[Data entries]
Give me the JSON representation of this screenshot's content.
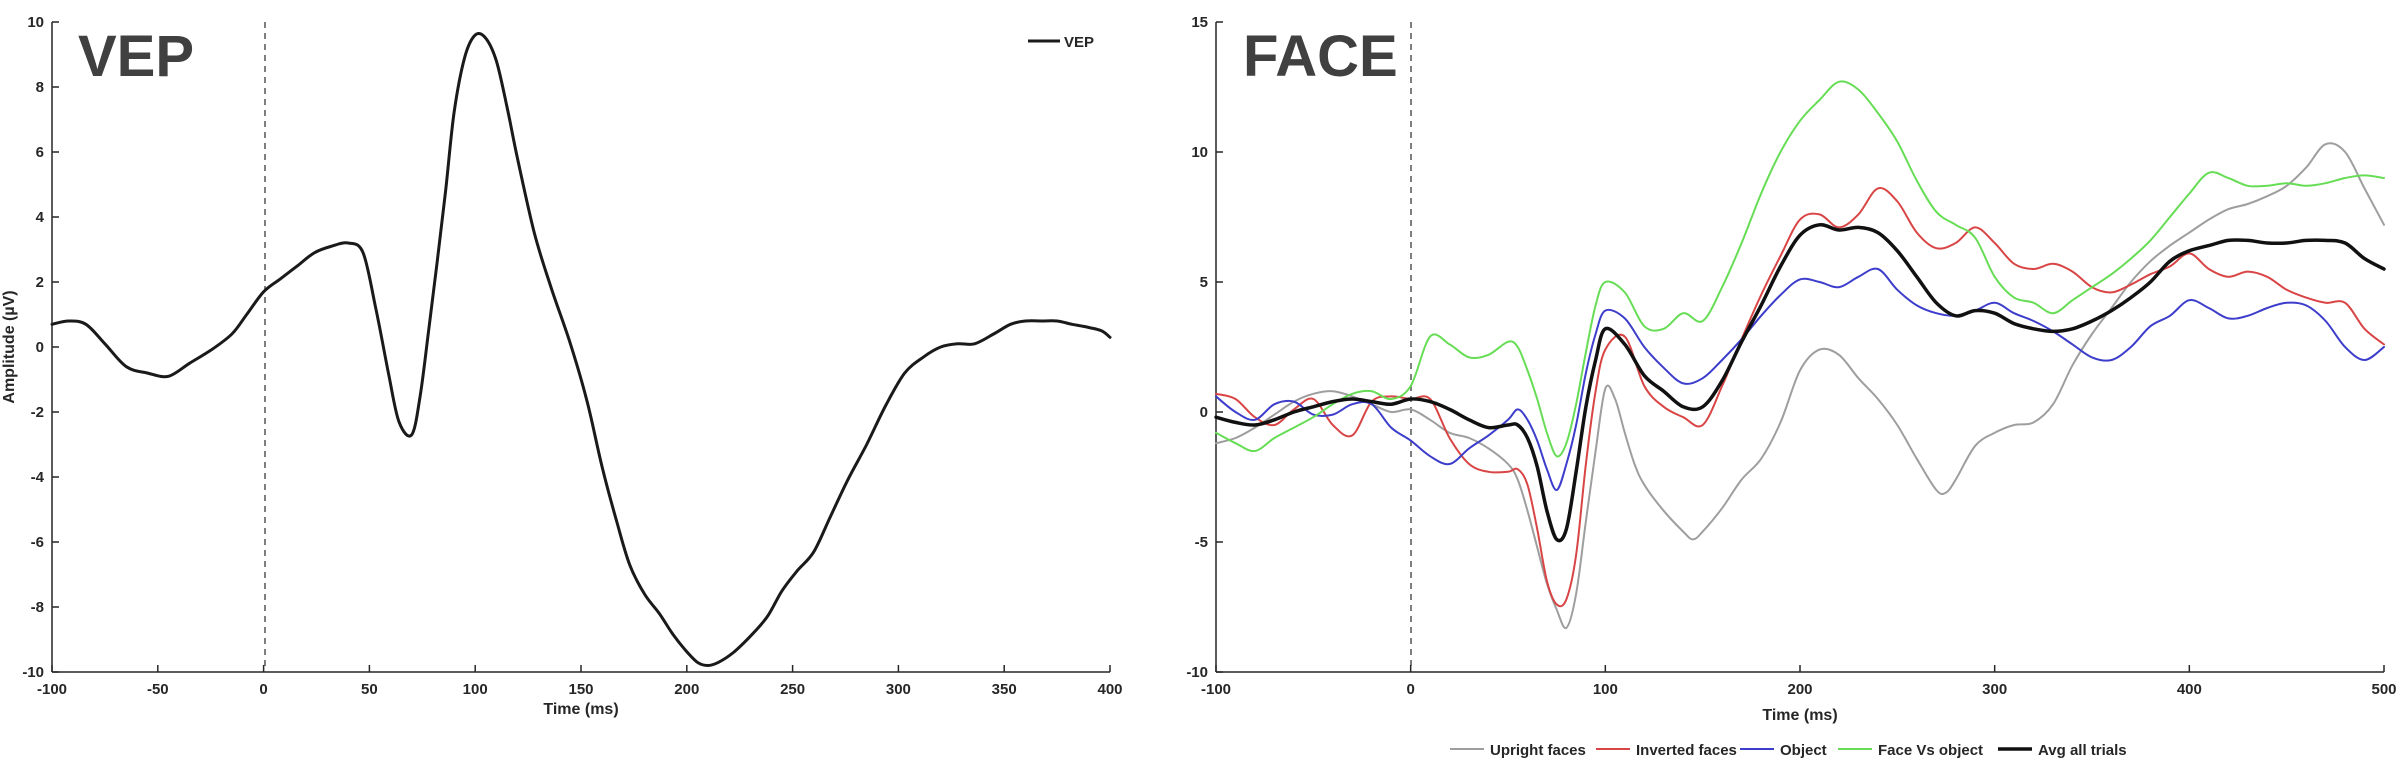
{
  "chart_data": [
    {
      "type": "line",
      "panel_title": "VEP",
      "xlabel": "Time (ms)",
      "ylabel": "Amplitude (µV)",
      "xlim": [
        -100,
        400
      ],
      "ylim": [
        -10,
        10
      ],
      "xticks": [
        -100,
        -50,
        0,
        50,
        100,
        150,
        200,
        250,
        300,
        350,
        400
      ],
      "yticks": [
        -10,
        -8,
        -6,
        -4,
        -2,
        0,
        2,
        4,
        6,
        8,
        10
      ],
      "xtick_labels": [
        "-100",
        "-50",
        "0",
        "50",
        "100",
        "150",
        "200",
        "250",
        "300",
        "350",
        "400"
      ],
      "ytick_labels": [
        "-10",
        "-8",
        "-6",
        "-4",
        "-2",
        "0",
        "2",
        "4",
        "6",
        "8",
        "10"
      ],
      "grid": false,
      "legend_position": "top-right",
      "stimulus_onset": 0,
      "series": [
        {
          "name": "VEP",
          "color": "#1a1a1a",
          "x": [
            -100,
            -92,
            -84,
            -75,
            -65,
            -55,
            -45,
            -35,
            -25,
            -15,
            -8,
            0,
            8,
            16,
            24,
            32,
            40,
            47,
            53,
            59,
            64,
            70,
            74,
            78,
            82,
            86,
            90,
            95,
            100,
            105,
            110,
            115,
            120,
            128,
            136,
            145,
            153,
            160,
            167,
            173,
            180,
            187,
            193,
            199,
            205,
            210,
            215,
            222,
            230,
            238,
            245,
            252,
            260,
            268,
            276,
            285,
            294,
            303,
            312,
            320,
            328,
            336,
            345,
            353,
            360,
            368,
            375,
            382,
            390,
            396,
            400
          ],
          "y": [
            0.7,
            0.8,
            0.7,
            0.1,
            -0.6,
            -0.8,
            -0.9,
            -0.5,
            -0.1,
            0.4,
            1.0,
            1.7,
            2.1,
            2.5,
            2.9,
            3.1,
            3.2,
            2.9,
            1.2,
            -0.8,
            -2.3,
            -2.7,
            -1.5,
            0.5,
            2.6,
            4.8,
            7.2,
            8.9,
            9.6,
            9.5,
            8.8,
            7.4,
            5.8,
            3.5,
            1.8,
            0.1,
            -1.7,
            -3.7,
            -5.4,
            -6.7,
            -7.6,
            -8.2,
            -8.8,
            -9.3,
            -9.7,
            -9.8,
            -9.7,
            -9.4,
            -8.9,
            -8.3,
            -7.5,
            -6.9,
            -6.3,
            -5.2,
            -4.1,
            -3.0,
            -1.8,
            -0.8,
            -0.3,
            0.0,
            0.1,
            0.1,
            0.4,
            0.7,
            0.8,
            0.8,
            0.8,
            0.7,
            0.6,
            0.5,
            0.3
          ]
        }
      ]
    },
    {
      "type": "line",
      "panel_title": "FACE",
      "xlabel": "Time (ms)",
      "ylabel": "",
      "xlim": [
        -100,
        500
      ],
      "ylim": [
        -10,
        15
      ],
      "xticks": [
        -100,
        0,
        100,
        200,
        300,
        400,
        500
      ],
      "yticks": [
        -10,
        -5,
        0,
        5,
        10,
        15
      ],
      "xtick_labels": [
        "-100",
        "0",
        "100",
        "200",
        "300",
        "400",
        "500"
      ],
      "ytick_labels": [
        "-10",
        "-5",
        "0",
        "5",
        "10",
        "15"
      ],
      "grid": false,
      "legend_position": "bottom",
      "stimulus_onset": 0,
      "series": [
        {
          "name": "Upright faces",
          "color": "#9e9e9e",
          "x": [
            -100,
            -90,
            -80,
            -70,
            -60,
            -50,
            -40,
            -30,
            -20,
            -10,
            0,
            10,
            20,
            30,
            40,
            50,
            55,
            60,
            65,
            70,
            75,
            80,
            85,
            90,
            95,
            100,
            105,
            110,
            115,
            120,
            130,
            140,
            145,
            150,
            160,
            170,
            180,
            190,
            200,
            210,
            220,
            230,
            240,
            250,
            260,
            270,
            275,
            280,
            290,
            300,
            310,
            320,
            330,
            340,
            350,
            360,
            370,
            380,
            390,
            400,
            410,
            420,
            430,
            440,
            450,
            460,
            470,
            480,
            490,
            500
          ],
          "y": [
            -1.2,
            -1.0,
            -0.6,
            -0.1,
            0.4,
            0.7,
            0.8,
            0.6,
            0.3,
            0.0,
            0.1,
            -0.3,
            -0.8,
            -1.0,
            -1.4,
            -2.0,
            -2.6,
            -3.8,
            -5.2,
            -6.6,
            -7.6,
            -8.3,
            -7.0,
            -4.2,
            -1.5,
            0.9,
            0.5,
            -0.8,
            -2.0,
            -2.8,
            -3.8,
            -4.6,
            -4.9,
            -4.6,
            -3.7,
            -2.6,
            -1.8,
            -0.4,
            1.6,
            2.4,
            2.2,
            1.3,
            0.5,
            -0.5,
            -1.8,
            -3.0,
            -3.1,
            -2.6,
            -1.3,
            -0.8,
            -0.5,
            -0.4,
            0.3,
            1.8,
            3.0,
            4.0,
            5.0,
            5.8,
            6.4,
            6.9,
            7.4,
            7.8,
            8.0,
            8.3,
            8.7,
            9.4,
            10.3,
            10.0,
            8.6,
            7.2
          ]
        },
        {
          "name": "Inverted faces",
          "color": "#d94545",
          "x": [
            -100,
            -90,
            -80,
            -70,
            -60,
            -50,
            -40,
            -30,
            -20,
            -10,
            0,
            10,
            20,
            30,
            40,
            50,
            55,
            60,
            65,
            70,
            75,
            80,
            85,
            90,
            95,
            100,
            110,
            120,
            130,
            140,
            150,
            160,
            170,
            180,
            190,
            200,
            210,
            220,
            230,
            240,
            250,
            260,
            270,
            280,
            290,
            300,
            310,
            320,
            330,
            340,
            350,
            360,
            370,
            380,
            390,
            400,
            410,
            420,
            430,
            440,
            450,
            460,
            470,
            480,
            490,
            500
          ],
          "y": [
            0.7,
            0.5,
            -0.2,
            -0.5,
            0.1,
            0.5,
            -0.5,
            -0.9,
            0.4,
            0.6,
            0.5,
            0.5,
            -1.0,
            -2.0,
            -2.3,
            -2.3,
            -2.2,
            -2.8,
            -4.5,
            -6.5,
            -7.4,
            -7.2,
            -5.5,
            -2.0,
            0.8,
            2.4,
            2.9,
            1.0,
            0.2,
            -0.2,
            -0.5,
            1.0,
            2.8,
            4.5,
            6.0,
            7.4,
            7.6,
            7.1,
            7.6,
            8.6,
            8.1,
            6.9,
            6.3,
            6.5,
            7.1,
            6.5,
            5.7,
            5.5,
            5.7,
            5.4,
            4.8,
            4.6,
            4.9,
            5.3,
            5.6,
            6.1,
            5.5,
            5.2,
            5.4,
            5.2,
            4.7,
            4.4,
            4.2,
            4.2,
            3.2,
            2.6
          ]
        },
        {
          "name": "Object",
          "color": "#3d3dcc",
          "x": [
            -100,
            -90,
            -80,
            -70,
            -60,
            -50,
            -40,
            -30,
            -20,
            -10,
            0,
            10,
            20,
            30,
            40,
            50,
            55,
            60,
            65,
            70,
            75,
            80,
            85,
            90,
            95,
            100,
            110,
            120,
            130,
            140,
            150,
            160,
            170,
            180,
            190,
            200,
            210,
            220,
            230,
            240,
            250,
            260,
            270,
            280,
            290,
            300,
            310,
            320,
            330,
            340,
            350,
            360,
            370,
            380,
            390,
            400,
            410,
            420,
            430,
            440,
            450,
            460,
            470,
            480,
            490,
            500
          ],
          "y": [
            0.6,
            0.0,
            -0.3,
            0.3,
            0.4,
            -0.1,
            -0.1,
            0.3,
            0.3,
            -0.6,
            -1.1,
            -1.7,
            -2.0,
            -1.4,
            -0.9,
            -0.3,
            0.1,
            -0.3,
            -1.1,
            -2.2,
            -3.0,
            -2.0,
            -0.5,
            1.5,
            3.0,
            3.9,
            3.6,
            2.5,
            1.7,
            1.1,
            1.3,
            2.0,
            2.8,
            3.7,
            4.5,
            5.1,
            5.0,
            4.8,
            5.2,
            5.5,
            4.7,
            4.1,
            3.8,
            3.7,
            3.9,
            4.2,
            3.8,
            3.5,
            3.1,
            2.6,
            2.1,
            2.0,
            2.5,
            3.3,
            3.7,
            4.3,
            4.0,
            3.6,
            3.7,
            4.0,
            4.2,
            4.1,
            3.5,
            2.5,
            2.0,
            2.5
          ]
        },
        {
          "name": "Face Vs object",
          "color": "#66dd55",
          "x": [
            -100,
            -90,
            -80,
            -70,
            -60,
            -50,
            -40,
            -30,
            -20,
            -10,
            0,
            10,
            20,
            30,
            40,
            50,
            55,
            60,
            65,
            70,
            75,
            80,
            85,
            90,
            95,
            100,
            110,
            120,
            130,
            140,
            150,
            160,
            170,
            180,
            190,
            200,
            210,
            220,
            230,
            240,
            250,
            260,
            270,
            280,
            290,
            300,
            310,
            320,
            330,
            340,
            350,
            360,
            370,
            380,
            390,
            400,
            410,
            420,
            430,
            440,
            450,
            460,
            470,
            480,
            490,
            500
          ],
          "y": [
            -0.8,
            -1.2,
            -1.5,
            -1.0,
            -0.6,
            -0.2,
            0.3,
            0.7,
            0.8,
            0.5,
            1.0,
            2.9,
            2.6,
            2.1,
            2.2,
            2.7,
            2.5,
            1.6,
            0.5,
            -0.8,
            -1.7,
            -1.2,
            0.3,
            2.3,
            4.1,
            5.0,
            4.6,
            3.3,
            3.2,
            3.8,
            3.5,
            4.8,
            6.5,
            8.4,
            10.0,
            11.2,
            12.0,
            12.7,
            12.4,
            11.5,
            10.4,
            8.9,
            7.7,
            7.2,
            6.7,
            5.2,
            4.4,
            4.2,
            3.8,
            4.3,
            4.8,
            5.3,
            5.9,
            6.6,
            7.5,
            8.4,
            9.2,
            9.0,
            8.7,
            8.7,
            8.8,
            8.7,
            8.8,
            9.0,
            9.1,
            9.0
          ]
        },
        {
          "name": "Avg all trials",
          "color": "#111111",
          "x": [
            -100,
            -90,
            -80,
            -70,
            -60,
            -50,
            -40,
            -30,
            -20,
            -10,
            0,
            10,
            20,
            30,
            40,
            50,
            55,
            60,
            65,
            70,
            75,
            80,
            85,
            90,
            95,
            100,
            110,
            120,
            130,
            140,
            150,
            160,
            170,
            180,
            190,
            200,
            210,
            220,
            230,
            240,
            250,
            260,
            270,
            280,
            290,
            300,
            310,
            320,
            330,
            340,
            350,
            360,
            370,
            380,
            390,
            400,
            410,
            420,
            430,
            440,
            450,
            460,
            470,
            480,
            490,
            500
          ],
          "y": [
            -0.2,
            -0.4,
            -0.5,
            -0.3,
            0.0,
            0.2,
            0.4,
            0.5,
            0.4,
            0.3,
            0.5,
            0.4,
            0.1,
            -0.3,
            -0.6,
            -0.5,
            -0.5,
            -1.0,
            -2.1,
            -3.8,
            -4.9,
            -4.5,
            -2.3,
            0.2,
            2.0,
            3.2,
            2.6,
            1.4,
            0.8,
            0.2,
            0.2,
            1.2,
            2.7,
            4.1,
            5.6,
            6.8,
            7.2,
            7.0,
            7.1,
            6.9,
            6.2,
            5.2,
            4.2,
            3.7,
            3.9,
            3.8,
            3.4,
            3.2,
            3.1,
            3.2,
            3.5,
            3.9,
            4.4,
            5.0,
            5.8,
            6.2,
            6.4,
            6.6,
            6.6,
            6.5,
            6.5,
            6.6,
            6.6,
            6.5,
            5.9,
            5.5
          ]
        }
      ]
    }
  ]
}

WORK REQUIRED – Pick out each line above that includes "color" and show it.

WORKED ANSWER –
          "color": "#1a1a1a",
          "color": "#9e9e9e",
          "color": "#d94545",
          "color": "#3d3dcc",
          "color": "#66dd55",
          "color": "#111111",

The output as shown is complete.